Stated exercise
Copy the data below line for line, changing nothing and keeping every line in its original order.
+ + + + +
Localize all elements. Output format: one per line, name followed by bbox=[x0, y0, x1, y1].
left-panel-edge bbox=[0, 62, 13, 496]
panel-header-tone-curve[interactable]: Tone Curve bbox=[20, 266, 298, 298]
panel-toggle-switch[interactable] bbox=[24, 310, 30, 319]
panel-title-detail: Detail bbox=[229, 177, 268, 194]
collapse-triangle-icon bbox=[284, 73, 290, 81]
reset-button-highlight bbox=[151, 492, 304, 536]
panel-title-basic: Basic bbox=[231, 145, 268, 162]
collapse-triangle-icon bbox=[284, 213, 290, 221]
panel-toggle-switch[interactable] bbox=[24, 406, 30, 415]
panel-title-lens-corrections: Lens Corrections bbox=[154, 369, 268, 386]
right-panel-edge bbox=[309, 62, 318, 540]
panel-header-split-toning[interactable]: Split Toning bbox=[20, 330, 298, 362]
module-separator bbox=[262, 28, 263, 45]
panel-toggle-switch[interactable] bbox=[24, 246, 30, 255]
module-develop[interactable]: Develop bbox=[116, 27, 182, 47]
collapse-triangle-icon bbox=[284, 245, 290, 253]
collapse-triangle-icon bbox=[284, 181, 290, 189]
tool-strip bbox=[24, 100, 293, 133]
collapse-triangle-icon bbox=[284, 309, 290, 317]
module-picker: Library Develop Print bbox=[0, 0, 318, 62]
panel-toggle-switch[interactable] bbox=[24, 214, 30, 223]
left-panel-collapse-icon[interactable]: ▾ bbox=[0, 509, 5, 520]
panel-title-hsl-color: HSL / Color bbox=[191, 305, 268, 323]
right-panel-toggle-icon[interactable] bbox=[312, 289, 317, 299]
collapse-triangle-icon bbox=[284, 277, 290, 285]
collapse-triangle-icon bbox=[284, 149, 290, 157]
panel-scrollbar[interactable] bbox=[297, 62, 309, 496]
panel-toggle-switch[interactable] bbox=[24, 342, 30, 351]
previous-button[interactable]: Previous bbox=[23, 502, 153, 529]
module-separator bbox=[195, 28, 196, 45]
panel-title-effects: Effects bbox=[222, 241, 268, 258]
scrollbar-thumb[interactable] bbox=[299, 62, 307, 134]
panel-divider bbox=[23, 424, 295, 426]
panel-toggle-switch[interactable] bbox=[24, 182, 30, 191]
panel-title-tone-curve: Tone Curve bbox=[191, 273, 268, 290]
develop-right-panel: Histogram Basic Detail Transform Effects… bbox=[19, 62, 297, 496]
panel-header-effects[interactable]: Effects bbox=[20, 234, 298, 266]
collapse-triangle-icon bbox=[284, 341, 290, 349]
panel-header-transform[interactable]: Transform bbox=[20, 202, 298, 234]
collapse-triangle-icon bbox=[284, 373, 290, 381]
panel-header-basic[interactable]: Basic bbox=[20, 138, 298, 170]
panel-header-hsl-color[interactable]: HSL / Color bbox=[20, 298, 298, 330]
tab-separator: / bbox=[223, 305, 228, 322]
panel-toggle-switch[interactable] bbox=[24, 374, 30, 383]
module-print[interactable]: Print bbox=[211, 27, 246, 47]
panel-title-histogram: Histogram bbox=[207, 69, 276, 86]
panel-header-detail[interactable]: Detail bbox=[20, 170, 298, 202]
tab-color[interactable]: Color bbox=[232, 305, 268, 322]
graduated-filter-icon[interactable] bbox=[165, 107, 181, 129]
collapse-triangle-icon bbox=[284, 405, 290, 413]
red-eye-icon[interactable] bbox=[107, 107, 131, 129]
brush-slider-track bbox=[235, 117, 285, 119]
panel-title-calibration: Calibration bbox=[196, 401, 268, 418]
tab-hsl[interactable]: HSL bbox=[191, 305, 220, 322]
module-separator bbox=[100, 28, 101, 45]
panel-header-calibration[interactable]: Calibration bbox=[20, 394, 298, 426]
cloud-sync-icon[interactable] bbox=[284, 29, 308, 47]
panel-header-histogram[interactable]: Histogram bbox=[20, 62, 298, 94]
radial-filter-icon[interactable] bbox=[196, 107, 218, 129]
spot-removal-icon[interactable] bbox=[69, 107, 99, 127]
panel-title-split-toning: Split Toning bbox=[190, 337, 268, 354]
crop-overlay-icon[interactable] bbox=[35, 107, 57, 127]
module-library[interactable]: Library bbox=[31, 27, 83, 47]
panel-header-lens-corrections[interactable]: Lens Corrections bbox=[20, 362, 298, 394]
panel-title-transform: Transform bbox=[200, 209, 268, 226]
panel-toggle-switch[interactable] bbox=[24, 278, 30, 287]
+ + + + +
Reply to the task
Localize all elements. Output format: one per line, name followed by bbox=[x0, y0, x1, y1].
left-panel-edge bbox=[0, 62, 13, 496]
panel-header-tone-curve[interactable]: Tone Curve bbox=[20, 266, 298, 298]
panel-toggle-switch[interactable] bbox=[24, 310, 30, 319]
panel-title-detail: Detail bbox=[229, 177, 268, 194]
collapse-triangle-icon bbox=[284, 73, 290, 81]
reset-button-highlight bbox=[151, 492, 304, 536]
panel-title-basic: Basic bbox=[231, 145, 268, 162]
collapse-triangle-icon bbox=[284, 213, 290, 221]
panel-toggle-switch[interactable] bbox=[24, 406, 30, 415]
panel-title-lens-corrections: Lens Corrections bbox=[154, 369, 268, 386]
right-panel-edge bbox=[309, 62, 318, 540]
panel-header-split-toning[interactable]: Split Toning bbox=[20, 330, 298, 362]
module-separator bbox=[262, 28, 263, 45]
panel-toggle-switch[interactable] bbox=[24, 246, 30, 255]
module-develop[interactable]: Develop bbox=[116, 27, 182, 47]
collapse-triangle-icon bbox=[284, 245, 290, 253]
collapse-triangle-icon bbox=[284, 181, 290, 189]
tool-strip bbox=[24, 100, 293, 133]
collapse-triangle-icon bbox=[284, 309, 290, 317]
module-picker: Library Develop Print bbox=[0, 0, 318, 62]
panel-toggle-switch[interactable] bbox=[24, 214, 30, 223]
left-panel-collapse-icon[interactable]: ▾ bbox=[0, 509, 5, 520]
panel-title-hsl-color: HSL / Color bbox=[191, 305, 268, 323]
right-panel-toggle-icon[interactable] bbox=[312, 289, 317, 299]
collapse-triangle-icon bbox=[284, 277, 290, 285]
collapse-triangle-icon bbox=[284, 149, 290, 157]
panel-scrollbar[interactable] bbox=[297, 62, 309, 496]
panel-toggle-switch[interactable] bbox=[24, 342, 30, 351]
previous-button[interactable]: Previous bbox=[23, 502, 153, 529]
module-separator bbox=[195, 28, 196, 45]
panel-title-effects: Effects bbox=[222, 241, 268, 258]
scrollbar-thumb[interactable] bbox=[299, 62, 307, 134]
panel-divider bbox=[23, 424, 295, 426]
panel-toggle-switch[interactable] bbox=[24, 182, 30, 191]
panel-title-tone-curve: Tone Curve bbox=[191, 273, 268, 290]
develop-right-panel: Histogram Basic Detail Transform Effects… bbox=[19, 62, 297, 496]
panel-header-effects[interactable]: Effects bbox=[20, 234, 298, 266]
collapse-triangle-icon bbox=[284, 341, 290, 349]
panel-header-transform[interactable]: Transform bbox=[20, 202, 298, 234]
collapse-triangle-icon bbox=[284, 373, 290, 381]
panel-header-basic[interactable]: Basic bbox=[20, 138, 298, 170]
panel-header-hsl-color[interactable]: HSL / Color bbox=[20, 298, 298, 330]
tab-separator: / bbox=[223, 305, 228, 322]
panel-toggle-switch[interactable] bbox=[24, 374, 30, 383]
module-print[interactable]: Print bbox=[211, 27, 246, 47]
panel-title-histogram: Histogram bbox=[207, 69, 276, 86]
panel-header-detail[interactable]: Detail bbox=[20, 170, 298, 202]
tab-color[interactable]: Color bbox=[232, 305, 268, 322]
graduated-filter-icon[interactable] bbox=[165, 107, 181, 129]
collapse-triangle-icon bbox=[284, 405, 290, 413]
red-eye-icon[interactable] bbox=[107, 107, 131, 129]
brush-slider-track bbox=[235, 117, 285, 119]
panel-title-calibration: Calibration bbox=[196, 401, 268, 418]
tab-hsl[interactable]: HSL bbox=[191, 305, 220, 322]
module-separator bbox=[100, 28, 101, 45]
panel-header-calibration[interactable]: Calibration bbox=[20, 394, 298, 426]
cloud-sync-icon[interactable] bbox=[284, 29, 308, 47]
panel-header-histogram[interactable]: Histogram bbox=[20, 62, 298, 94]
radial-filter-icon[interactable] bbox=[196, 107, 218, 129]
spot-removal-icon[interactable] bbox=[69, 107, 99, 127]
panel-title-split-toning: Split Toning bbox=[190, 337, 268, 354]
crop-overlay-icon[interactable] bbox=[35, 107, 57, 127]
module-library[interactable]: Library bbox=[31, 27, 83, 47]
panel-header-lens-corrections[interactable]: Lens Corrections bbox=[20, 362, 298, 394]
panel-title-transform: Transform bbox=[200, 209, 268, 226]
panel-toggle-switch[interactable] bbox=[24, 278, 30, 287]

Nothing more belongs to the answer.